=== Extracted records ===

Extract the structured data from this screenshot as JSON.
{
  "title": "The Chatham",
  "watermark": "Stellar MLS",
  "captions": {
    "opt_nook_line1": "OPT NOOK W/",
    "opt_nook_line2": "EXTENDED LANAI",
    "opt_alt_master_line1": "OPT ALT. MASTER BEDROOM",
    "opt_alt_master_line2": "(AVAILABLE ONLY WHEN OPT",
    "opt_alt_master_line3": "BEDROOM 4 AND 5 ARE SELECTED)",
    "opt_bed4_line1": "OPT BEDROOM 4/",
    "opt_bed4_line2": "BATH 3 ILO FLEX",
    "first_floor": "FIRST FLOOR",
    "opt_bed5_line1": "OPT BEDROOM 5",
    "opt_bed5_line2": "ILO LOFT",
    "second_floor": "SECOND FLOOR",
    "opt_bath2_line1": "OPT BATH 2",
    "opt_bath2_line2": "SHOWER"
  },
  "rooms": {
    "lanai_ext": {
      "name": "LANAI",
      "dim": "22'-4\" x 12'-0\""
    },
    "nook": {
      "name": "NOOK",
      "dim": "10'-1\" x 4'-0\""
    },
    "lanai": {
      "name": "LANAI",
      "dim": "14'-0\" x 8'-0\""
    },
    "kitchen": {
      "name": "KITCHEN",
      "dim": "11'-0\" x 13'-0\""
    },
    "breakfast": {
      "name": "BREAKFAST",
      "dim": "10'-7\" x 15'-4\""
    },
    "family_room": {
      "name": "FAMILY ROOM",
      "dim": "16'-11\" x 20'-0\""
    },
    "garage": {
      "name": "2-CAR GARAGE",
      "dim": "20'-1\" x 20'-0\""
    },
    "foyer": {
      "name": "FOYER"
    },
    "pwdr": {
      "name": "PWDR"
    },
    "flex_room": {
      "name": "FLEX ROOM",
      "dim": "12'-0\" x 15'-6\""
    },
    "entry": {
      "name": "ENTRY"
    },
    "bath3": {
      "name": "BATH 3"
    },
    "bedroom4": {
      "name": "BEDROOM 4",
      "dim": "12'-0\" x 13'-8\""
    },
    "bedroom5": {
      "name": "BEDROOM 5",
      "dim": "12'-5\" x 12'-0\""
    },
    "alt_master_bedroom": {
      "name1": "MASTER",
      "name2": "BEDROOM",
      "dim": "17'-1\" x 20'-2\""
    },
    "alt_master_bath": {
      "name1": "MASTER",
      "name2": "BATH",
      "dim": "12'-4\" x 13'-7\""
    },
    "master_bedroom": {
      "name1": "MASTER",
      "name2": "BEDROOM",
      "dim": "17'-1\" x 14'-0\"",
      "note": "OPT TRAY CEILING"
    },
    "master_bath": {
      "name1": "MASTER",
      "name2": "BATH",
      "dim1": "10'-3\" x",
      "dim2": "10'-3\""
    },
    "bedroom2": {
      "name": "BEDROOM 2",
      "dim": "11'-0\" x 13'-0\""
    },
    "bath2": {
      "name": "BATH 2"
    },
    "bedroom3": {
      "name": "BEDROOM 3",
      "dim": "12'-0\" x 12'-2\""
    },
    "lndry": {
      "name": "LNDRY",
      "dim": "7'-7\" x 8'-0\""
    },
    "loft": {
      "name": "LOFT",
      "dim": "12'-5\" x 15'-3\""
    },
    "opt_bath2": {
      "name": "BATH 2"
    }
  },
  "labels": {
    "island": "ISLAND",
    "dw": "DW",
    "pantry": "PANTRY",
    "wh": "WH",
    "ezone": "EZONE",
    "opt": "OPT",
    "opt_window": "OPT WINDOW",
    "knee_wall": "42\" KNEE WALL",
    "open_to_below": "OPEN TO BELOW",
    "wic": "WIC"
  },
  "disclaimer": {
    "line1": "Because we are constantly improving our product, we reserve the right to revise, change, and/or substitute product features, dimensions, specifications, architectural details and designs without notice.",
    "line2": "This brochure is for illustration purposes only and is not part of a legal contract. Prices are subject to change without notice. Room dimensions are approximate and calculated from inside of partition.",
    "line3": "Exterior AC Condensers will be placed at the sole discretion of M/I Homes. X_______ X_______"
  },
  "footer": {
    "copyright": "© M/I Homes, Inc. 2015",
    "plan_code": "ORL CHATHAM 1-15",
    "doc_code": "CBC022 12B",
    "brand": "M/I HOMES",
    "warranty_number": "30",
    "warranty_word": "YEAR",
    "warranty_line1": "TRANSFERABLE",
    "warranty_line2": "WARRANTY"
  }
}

===

The problem: Identify how many lines in the entries above contain the word "dimensions" and provide only that figure.

Answer to the task: 2